Part of a data file
>>>

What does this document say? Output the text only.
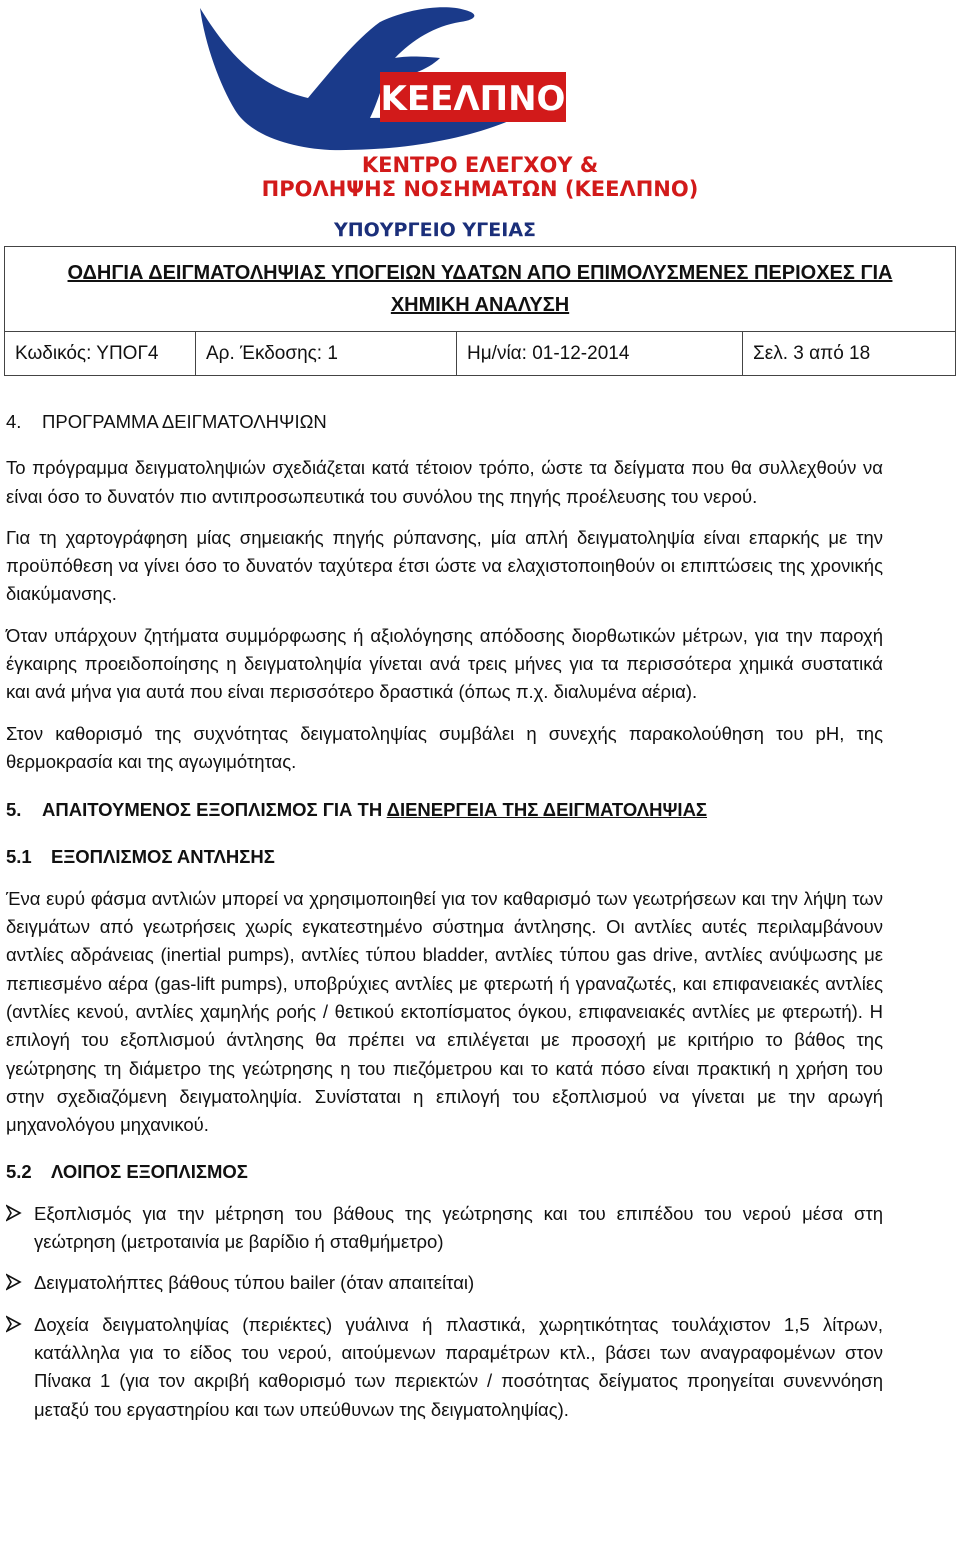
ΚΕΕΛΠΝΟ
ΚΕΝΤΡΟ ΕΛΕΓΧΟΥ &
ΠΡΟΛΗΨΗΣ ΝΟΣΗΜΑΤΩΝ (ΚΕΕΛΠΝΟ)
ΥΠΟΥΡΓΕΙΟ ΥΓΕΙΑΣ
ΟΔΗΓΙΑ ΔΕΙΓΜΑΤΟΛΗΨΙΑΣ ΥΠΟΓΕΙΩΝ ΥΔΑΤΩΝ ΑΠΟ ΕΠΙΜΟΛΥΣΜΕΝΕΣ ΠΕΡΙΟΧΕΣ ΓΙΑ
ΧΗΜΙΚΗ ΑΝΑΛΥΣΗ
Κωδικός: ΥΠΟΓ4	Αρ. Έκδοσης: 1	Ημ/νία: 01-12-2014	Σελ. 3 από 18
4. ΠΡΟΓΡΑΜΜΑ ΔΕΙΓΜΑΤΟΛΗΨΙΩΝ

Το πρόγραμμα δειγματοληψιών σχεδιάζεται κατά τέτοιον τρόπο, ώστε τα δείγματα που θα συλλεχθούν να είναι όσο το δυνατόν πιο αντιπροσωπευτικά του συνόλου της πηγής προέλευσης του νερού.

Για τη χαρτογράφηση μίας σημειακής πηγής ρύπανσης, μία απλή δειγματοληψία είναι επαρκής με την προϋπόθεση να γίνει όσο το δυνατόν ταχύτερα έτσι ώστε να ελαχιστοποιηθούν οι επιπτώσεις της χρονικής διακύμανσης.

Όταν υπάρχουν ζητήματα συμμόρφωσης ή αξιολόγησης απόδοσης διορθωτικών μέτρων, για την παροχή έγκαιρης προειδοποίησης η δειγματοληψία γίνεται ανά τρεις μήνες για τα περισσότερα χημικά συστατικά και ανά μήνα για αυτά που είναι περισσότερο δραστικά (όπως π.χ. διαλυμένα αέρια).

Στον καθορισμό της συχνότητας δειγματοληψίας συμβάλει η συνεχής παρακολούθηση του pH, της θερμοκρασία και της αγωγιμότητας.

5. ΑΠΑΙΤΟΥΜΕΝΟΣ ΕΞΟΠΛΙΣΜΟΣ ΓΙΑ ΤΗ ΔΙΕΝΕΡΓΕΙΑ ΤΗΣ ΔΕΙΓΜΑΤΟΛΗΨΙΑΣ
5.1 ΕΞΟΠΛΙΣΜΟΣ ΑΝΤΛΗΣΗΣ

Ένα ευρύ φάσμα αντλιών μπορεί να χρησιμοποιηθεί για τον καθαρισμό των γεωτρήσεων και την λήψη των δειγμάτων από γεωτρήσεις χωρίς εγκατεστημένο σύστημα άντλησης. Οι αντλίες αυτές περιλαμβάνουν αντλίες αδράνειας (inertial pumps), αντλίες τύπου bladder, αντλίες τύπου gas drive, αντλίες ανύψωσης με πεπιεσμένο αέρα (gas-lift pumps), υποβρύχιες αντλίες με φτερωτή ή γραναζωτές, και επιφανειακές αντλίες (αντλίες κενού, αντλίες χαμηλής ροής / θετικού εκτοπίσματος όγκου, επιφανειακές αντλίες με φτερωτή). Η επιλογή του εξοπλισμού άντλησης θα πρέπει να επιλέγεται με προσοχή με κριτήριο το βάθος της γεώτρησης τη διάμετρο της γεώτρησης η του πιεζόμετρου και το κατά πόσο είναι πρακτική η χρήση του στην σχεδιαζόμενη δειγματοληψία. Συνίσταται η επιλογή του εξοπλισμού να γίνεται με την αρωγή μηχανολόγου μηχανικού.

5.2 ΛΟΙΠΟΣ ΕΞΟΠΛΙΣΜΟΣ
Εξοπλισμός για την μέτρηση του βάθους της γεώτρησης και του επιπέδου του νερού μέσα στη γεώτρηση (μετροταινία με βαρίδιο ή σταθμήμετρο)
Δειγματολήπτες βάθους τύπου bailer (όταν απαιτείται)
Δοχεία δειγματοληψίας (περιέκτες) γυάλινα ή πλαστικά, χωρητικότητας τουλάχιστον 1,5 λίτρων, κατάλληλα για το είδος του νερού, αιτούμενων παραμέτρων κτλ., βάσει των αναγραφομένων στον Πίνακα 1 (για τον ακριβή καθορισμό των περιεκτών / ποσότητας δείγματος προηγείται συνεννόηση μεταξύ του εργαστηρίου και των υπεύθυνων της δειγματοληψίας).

<<<

* Task instructions: Copy every line from the entries that contains the word "ΕΞΟΠΛΙΣΜΟΣ".

* Complete output:
5. ΑΠΑΙΤΟΥΜΕΝΟΣ ΕΞΟΠΛΙΣΜΟΣ ΓΙΑ ΤΗ ΔΙΕΝΕΡΓΕΙΑ ΤΗΣ ΔΕΙΓΜΑΤΟΛΗΨΙΑΣ
5.1 ΕΞΟΠΛΙΣΜΟΣ ΑΝΤΛΗΣΗΣ
5.2 ΛΟΙΠΟΣ ΕΞΟΠΛΙΣΜΟΣ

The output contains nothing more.